### Instructions to follow
Render every line of the records below as a Markdown table with the columns Row and Line, numbering rows in order, skipping blank lines, and omitting the pictures.

--- begin The data ---

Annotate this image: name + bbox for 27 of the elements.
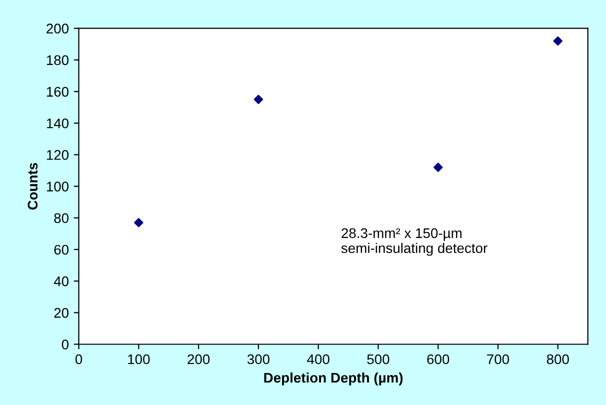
y-axis-title: Counts — [28, 162, 38, 210]
y-tick-label: 120 — [46, 150, 69, 160]
y-tick-label: 160 — [46, 86, 69, 97]
y-tick-label: 60 — [54, 244, 69, 255]
annotation: 28.3-mm² x 150-µm semi-insulating detector — [341, 228, 488, 256]
x-tick-label: 600 — [427, 354, 450, 364]
x-axis-title: Depletion Depth (µm) — [264, 372, 403, 386]
y-tick-label: 40 — [54, 276, 69, 286]
x-tick-label: 500 — [367, 354, 390, 364]
y-tick-label: 80 — [54, 213, 69, 224]
x-tick-label: 100 — [128, 354, 150, 364]
point — [553, 36, 562, 46]
point — [134, 218, 144, 228]
y-tick-label: 180 — [46, 55, 69, 66]
y-tick-label: 200 — [46, 24, 69, 34]
x-tick-label: 300 — [247, 354, 270, 364]
point — [433, 162, 443, 172]
y-tick-label: 100 — [46, 182, 69, 192]
y-tick-label: 0 — [62, 340, 69, 350]
x-tick-label: 800 — [546, 354, 569, 364]
x-tick-label: 700 — [487, 354, 510, 364]
x-tick-label: 0 — [75, 354, 82, 364]
y-tick-label: 20 — [54, 308, 69, 318]
y-tick-label: 140 — [46, 118, 69, 128]
x-tick-label: 400 — [307, 354, 330, 364]
point — [254, 94, 264, 104]
x-tick-label: 200 — [188, 354, 210, 364]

--- end The data ---

### The result
| Row | Line |
|---|---|
| 1 | Annotate this image: name + bbox for 27 of the elements. |
| 2 | y-axis-title: Counts — [28, 162, 38, 210] |
| 3 | y-tick-label: 120 — [46, 150, 69, 160] |
| 4 | y-tick-label: 160 — [46, 86, 69, 97] |
| 5 | y-tick-label: 60 — [54, 244, 69, 255] |
| 6 | annotation: 28.3-mm² x 150-µm semi-insulating detector — [341, 228, 488, 256] |
| 7 | x-tick-label: 600 — [427, 354, 450, 364] |
| 8 | x-axis-title: Depletion Depth (µm) — [264, 372, 403, 386] |
| 9 | y-tick-label: 40 — [54, 276, 69, 286] |
| 10 | x-tick-label: 500 — [367, 354, 390, 364] |
| 11 | y-tick-label: 80 — [54, 213, 69, 224] |
| 12 | x-tick-label: 100 — [128, 354, 150, 364] |
| 13 | point — [553, 36, 562, 46] |
| 14 | point — [134, 218, 144, 228] |
| 15 | y-tick-label: 180 — [46, 55, 69, 66] |
| 16 | y-tick-label: 200 — [46, 24, 69, 34] |
| 17 | x-tick-label: 300 — [247, 354, 270, 364] |
| 18 | point — [433, 162, 443, 172] |
| 19 | y-tick-label: 100 — [46, 182, 69, 192] |
| 20 | y-tick-label: 0 — [62, 340, 69, 350] |
| 21 | x-tick-label: 800 — [546, 354, 569, 364] |
| 22 | x-tick-label: 700 — [487, 354, 510, 364] |
| 23 | x-tick-label: 0 — [75, 354, 82, 364] |
| 24 | y-tick-label: 20 — [54, 308, 69, 318] |
| 25 | y-tick-label: 140 — [46, 118, 69, 128] |
| 26 | x-tick-label: 400 — [307, 354, 330, 364] |
| 27 | point — [254, 94, 264, 104] |
| 28 | x-tick-label: 200 — [188, 354, 210, 364] |